» Work order
From the entries that follow, extract each line holding the string "cafetería".

------------------------------------------------------------

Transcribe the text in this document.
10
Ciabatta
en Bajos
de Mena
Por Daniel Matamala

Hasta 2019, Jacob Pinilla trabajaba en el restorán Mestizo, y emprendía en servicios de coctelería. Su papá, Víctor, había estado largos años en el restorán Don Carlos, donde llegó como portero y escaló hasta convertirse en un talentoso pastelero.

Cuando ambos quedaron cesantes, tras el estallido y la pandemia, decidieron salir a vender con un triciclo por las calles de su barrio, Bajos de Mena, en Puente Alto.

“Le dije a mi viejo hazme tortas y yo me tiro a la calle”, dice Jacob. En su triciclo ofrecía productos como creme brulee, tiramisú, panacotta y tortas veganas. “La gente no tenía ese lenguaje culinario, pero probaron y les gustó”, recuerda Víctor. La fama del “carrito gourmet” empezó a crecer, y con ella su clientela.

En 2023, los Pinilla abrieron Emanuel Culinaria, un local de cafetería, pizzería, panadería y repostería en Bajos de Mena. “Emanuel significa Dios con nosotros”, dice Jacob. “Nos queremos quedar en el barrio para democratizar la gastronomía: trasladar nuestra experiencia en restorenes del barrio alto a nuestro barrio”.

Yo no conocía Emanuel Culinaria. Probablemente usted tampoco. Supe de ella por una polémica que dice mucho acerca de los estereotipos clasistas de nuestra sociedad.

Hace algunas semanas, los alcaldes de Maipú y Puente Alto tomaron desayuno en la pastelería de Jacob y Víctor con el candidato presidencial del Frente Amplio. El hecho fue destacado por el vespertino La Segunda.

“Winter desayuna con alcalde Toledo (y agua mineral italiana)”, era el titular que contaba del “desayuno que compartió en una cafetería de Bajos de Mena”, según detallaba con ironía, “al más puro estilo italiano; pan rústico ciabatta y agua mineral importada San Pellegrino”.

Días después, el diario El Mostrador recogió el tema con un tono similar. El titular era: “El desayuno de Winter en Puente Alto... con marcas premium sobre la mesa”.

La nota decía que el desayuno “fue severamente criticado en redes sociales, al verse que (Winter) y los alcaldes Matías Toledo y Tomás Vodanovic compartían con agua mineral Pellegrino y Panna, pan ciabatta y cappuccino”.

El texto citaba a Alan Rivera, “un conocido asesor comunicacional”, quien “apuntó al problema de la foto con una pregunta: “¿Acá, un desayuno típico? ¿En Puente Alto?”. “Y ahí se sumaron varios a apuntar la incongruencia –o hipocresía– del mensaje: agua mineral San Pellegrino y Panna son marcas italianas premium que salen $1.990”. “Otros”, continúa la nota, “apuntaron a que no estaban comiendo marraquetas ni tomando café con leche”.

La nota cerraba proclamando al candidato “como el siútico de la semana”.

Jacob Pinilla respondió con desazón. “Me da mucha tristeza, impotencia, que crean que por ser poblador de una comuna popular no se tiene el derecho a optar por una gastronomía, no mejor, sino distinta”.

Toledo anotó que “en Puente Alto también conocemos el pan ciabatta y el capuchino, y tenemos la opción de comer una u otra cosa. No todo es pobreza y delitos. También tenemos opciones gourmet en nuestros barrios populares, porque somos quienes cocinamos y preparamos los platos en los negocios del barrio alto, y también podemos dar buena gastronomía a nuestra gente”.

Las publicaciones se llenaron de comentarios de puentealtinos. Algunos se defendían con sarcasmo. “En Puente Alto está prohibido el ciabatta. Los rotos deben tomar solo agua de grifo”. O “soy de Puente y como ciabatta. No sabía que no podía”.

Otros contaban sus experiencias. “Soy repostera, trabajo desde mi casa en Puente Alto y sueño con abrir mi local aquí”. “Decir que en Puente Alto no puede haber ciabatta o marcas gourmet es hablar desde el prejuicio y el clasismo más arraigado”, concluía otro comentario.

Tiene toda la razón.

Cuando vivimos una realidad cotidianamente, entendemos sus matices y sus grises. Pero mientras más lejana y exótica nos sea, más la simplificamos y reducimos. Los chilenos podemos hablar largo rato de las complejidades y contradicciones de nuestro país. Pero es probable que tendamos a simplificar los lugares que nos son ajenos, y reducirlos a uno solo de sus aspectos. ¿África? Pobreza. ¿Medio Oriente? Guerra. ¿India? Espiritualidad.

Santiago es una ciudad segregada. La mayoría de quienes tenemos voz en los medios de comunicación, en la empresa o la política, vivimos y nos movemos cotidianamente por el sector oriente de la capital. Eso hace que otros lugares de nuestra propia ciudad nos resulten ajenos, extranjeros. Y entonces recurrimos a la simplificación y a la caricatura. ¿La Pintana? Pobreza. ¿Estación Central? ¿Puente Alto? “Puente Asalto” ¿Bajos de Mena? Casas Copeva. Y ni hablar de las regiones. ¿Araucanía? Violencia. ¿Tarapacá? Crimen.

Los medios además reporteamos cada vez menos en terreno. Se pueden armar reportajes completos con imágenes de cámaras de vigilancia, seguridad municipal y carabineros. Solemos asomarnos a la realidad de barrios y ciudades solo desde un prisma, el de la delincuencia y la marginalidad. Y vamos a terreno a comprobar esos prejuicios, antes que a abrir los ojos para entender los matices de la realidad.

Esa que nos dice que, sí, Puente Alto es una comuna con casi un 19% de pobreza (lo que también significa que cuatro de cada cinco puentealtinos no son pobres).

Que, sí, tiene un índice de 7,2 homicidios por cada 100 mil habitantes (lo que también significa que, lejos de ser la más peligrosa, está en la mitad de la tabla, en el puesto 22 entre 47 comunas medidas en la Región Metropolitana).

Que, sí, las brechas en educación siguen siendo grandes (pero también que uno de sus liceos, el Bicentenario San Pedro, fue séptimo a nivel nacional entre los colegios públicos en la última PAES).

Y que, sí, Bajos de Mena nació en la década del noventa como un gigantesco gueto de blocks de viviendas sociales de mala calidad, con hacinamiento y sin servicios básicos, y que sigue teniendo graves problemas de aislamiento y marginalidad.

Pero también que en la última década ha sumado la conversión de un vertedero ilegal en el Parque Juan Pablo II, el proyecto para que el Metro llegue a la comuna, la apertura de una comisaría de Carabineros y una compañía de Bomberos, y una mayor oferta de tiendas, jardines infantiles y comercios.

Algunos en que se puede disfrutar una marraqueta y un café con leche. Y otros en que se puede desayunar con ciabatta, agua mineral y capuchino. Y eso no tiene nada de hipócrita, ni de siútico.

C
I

------------------------------------------------------------

» Result of this task
En 2023, los Pinilla abrieron Emanuel Culinaria, un local de cafetería, pizzería, panadería y repostería en Bajos de Mena. “Emanuel significa Dios con nosotros”, dice Jacob. “Nos queremos quedar en el barrio para democratizar la gastronomía: trasladar nuestra experiencia en restorenes del barrio alto a nuestro barrio”.
“Winter desayuna con alcalde Toledo (y agua mineral italiana)”, era el titular que contaba del “desayuno que compartió en una cafetería de Bajos de Mena”, según detallaba con ironía, “al más puro estilo italiano; pan rústico ciabatta y agua mineral importada San Pellegrino”.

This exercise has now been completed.